▸ **What is needed**
Look through the data below and return each line where "structured" appears.
-- begin Supplied information --
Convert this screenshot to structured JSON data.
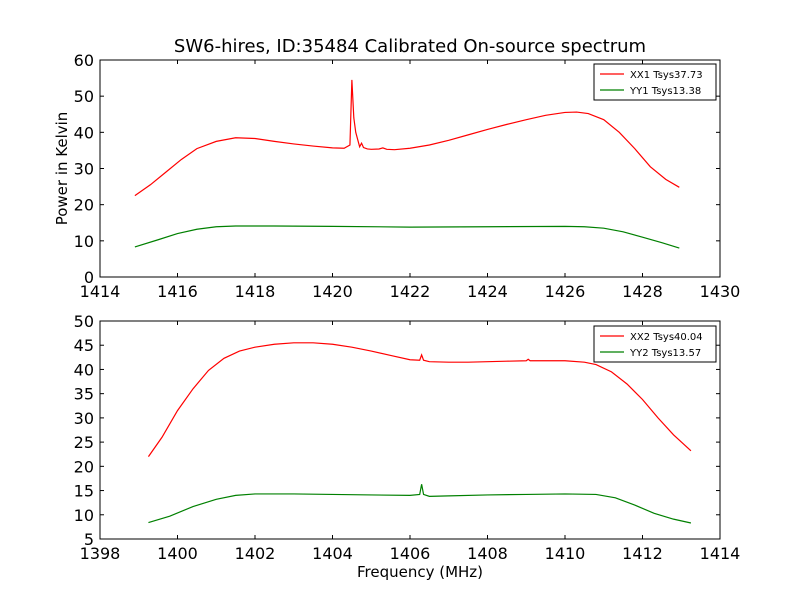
-- end Supplied information --
-- begin Supplied information --
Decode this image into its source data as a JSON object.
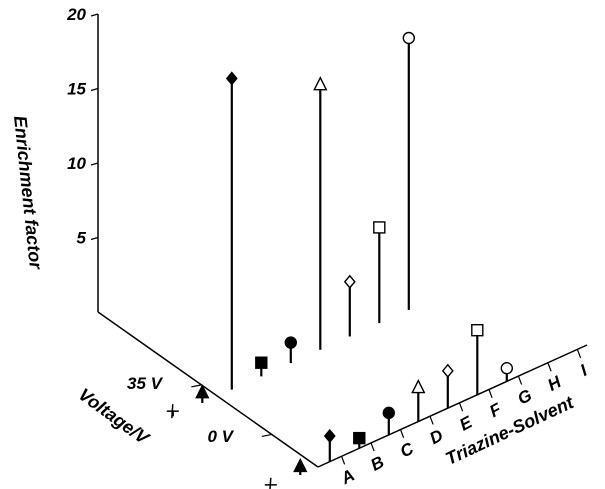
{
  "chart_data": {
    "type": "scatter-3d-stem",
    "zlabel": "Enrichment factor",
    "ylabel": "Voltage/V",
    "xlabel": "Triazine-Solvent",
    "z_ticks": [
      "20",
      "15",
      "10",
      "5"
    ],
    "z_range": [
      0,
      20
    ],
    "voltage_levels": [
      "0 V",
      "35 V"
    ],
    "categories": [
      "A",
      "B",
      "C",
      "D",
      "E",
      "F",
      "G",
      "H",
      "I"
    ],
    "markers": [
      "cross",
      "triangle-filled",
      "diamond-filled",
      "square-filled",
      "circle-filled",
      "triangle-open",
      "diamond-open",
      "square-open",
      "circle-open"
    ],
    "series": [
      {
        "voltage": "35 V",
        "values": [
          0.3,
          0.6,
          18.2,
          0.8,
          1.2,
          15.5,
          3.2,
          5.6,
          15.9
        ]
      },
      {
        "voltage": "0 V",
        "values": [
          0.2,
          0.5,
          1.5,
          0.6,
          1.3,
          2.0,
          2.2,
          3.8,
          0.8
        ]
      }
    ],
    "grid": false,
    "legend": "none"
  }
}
-- end Supplied information --
-- begin Supplied information --
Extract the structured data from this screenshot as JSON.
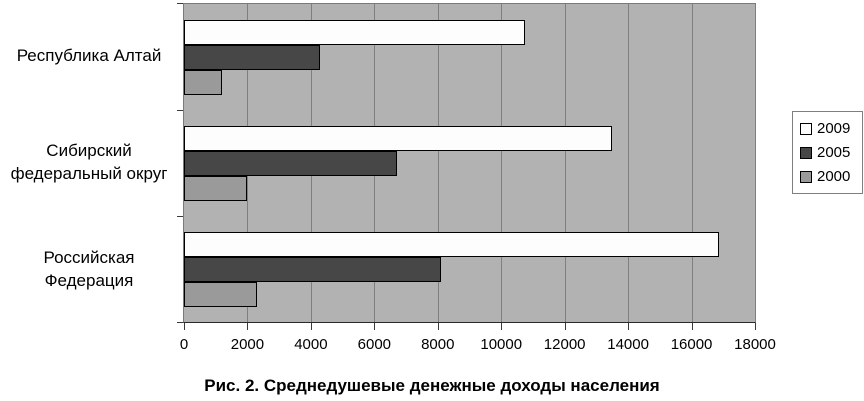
-- end Supplied information --
▸ **Full solution**
Convert this screenshot to structured JSON data.
Extract the structured data from this screenshot as JSON.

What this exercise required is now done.